(Data excerpts)

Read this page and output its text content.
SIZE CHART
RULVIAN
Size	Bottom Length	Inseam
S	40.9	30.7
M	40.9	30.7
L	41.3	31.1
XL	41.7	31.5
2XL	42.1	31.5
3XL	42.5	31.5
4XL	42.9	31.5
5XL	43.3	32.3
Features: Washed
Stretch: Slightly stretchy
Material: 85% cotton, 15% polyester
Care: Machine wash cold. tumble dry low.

---

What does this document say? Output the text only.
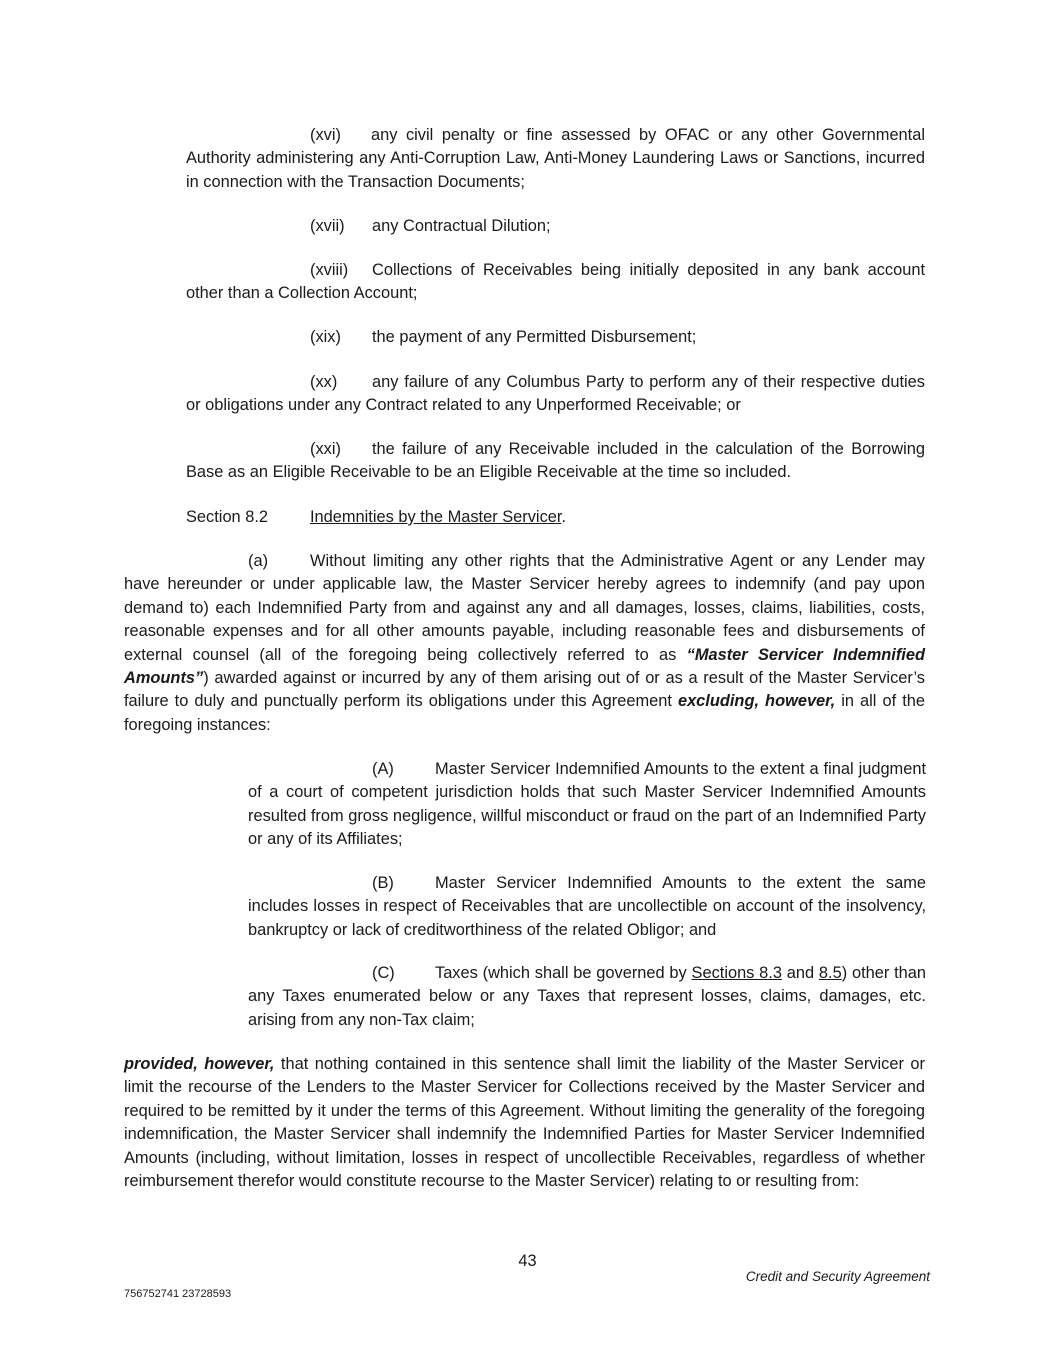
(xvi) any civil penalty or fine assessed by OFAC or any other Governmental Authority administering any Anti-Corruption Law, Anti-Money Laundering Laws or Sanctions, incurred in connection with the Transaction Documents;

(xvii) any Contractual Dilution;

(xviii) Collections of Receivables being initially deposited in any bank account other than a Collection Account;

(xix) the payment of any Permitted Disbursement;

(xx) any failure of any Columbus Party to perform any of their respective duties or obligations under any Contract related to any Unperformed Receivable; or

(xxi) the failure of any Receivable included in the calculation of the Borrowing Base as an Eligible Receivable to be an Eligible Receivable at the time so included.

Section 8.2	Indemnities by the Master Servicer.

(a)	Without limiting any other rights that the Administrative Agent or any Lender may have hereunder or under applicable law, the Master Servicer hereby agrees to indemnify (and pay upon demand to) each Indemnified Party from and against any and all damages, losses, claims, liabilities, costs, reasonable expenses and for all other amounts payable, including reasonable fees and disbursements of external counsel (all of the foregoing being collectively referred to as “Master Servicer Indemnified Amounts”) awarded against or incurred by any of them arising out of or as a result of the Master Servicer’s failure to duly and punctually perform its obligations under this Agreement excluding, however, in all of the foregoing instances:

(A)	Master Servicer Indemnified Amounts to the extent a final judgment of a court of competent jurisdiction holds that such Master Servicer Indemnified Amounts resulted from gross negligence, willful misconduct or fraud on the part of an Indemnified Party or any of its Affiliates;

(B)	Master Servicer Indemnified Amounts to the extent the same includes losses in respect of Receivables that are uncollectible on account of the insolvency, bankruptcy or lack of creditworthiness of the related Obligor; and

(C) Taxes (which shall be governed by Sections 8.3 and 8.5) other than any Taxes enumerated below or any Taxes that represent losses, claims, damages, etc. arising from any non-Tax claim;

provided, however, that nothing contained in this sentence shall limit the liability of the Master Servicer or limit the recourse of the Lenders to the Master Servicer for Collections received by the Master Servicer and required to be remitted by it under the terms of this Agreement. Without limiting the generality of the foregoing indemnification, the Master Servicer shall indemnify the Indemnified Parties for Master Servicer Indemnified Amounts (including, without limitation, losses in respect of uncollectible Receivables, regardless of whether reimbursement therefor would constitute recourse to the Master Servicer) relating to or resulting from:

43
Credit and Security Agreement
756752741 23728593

--

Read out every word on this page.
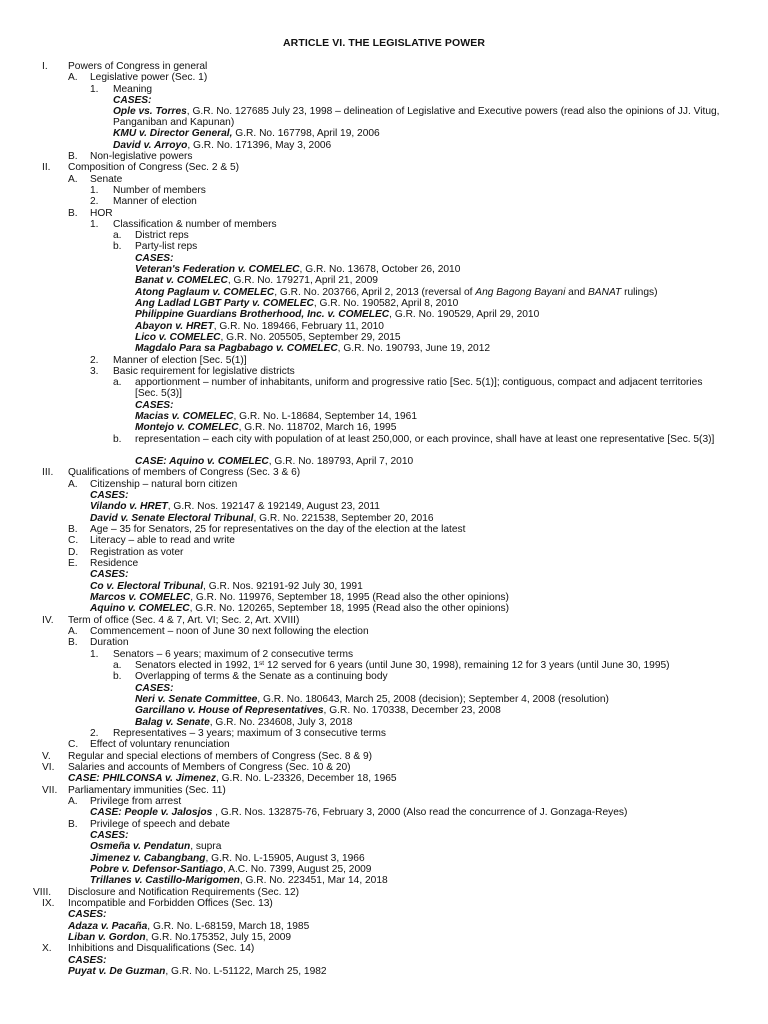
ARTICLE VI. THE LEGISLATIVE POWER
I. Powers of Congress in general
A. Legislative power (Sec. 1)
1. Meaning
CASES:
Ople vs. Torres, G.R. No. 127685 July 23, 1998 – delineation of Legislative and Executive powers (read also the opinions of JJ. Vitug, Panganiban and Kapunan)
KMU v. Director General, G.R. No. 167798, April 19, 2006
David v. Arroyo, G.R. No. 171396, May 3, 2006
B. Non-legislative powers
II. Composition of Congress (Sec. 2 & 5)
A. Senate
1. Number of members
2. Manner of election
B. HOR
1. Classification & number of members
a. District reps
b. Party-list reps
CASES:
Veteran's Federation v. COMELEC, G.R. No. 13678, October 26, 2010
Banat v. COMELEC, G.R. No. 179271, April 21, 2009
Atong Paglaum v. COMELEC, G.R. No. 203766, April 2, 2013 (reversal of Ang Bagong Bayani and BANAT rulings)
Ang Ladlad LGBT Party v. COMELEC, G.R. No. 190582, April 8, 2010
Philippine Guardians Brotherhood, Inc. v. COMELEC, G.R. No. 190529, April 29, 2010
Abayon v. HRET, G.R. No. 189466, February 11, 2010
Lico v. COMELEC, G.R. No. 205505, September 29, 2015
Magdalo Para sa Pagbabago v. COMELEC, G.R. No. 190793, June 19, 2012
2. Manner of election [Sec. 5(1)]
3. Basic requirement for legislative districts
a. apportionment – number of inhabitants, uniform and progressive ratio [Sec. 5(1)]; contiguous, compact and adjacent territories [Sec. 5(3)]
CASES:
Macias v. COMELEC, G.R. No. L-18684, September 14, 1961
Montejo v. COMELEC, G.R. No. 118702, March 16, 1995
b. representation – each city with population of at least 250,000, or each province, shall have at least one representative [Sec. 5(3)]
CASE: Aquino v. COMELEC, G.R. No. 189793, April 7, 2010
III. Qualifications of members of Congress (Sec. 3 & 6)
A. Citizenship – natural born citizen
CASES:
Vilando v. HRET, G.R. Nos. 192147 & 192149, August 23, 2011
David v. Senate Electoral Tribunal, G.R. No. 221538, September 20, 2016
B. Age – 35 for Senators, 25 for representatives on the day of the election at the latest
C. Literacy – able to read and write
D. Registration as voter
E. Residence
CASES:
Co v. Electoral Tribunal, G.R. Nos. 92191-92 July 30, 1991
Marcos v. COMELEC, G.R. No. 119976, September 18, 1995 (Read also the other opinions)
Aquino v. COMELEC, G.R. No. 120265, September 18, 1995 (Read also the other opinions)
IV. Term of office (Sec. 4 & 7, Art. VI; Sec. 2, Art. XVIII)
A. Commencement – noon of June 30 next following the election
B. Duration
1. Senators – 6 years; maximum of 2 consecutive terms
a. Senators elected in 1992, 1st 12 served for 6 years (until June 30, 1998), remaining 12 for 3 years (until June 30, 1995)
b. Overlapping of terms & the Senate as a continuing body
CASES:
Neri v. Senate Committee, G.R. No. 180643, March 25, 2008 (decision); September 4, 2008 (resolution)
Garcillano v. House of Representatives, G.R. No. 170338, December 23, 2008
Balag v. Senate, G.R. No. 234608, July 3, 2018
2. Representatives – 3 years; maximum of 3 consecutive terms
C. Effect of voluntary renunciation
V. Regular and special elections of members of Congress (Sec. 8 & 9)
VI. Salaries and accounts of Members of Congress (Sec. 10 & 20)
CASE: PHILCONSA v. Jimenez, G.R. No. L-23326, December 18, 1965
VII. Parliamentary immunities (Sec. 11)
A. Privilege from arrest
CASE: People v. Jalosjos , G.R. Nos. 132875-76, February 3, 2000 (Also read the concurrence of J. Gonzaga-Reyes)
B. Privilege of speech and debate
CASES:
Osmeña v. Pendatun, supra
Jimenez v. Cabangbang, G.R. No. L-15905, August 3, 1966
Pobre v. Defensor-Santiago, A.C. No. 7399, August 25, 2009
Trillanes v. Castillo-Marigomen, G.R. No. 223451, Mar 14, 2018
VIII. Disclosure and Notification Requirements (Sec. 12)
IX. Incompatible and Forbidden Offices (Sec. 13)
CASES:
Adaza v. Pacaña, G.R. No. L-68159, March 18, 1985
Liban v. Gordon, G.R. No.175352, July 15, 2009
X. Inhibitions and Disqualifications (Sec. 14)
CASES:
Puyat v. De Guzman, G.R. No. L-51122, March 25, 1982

Task objective >> Where a line in the material above holds "August", copy that line.

The answer >>
Vilando v. HRET, G.R. Nos. 192147 & 192149, August 23, 2011
Jimenez v. Cabangbang, G.R. No. L-15905, August 3, 1966
Pobre v. Defensor-Santiago, A.C. No. 7399, August 25, 2009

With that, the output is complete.